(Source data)
══════
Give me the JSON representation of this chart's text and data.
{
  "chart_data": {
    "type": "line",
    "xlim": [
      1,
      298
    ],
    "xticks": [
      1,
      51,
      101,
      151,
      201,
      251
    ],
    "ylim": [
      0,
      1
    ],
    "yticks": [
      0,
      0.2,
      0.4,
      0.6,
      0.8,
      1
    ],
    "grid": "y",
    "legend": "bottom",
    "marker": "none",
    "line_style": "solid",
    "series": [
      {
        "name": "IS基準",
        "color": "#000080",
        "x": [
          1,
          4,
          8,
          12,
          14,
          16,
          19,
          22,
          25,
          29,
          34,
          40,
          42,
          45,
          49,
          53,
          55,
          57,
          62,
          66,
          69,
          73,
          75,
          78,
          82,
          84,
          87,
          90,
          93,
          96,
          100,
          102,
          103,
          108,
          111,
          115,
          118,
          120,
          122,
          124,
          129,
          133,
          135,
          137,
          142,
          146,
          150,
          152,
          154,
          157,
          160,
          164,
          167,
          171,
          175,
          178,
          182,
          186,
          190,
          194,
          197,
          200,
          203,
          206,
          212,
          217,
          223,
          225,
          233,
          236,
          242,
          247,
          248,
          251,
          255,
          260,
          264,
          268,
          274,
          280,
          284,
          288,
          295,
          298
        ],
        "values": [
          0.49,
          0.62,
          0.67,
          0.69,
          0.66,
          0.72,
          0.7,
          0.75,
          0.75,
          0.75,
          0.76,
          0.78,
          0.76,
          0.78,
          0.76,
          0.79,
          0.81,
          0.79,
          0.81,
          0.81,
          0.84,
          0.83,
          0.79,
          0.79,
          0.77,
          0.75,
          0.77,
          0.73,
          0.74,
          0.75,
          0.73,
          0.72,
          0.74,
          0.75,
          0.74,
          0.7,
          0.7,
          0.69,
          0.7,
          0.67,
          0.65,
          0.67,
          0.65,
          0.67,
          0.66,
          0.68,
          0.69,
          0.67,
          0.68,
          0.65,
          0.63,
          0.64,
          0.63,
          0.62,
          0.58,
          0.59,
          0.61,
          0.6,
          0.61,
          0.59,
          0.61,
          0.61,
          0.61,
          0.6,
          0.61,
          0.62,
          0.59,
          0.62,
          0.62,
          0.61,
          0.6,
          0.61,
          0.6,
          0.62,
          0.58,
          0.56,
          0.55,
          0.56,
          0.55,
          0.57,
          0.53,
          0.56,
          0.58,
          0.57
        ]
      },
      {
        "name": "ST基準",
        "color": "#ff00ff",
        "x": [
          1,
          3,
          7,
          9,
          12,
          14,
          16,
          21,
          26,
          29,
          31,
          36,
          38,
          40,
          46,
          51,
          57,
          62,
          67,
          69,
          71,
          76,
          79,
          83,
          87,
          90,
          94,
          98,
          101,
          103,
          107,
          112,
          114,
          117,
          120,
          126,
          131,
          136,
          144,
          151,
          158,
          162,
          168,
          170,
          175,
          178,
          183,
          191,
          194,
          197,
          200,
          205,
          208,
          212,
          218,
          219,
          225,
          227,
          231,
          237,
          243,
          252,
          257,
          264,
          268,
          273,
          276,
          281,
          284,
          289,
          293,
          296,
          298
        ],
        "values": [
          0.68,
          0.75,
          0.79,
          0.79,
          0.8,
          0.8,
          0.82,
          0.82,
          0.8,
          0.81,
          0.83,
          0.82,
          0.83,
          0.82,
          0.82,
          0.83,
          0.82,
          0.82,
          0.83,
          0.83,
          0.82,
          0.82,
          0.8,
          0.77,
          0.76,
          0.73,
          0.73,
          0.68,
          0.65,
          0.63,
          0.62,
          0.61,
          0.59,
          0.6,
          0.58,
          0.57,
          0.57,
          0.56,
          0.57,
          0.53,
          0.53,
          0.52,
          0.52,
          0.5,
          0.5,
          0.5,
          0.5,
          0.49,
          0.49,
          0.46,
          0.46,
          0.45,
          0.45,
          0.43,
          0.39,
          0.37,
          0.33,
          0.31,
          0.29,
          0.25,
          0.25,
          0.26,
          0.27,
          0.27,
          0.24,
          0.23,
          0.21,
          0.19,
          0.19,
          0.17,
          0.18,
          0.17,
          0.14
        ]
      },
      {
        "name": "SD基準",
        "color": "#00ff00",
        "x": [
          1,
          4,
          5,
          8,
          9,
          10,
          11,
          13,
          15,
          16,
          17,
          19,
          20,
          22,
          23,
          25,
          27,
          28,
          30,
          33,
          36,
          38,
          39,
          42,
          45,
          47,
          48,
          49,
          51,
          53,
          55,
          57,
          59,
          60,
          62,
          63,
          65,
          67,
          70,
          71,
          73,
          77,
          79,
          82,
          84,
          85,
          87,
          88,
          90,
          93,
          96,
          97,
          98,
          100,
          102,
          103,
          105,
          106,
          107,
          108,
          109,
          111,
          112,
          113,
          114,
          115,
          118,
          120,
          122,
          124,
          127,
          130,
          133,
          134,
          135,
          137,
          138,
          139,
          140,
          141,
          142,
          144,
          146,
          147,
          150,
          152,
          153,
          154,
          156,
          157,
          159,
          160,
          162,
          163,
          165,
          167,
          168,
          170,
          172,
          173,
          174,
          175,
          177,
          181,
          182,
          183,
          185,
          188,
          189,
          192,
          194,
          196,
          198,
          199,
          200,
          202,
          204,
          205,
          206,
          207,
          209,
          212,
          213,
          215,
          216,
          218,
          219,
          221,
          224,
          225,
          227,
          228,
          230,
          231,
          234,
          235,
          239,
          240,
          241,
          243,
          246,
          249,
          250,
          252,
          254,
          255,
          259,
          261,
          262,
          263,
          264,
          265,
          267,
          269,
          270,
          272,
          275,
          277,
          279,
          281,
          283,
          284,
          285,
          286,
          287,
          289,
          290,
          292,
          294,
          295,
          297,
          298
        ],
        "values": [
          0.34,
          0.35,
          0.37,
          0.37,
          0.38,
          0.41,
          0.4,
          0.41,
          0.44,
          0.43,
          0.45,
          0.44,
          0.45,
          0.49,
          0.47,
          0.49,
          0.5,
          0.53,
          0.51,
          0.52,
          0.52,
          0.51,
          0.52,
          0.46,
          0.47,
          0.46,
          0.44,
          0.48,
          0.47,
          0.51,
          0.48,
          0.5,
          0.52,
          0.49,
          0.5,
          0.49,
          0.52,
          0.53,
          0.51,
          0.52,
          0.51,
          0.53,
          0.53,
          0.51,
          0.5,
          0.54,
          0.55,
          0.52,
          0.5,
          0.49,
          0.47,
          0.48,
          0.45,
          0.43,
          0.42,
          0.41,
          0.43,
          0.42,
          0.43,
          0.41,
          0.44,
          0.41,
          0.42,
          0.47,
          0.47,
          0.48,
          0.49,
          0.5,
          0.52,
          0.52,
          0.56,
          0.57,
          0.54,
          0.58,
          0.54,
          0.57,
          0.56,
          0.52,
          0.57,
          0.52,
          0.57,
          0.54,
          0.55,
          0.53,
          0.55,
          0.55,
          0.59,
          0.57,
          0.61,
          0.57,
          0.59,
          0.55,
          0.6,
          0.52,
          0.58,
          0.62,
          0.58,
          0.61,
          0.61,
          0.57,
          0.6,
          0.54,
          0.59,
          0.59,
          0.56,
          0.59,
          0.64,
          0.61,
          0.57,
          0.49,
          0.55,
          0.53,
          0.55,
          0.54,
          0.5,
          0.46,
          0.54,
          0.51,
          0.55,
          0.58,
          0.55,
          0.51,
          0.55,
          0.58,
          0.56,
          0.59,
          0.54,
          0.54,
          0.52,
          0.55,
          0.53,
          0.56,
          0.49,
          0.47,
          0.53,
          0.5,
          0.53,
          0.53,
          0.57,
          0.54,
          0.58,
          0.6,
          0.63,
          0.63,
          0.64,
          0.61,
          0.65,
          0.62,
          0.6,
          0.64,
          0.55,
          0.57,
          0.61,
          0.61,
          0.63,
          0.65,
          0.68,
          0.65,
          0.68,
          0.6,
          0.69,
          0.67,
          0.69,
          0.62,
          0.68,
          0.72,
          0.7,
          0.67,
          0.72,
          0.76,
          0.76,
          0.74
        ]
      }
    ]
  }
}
══════
WHAT YOU SHOULD DO — Find every line in the entries that includes the word "color", then state how many there are and nothing else.

WRITTEN SOLUTION — 3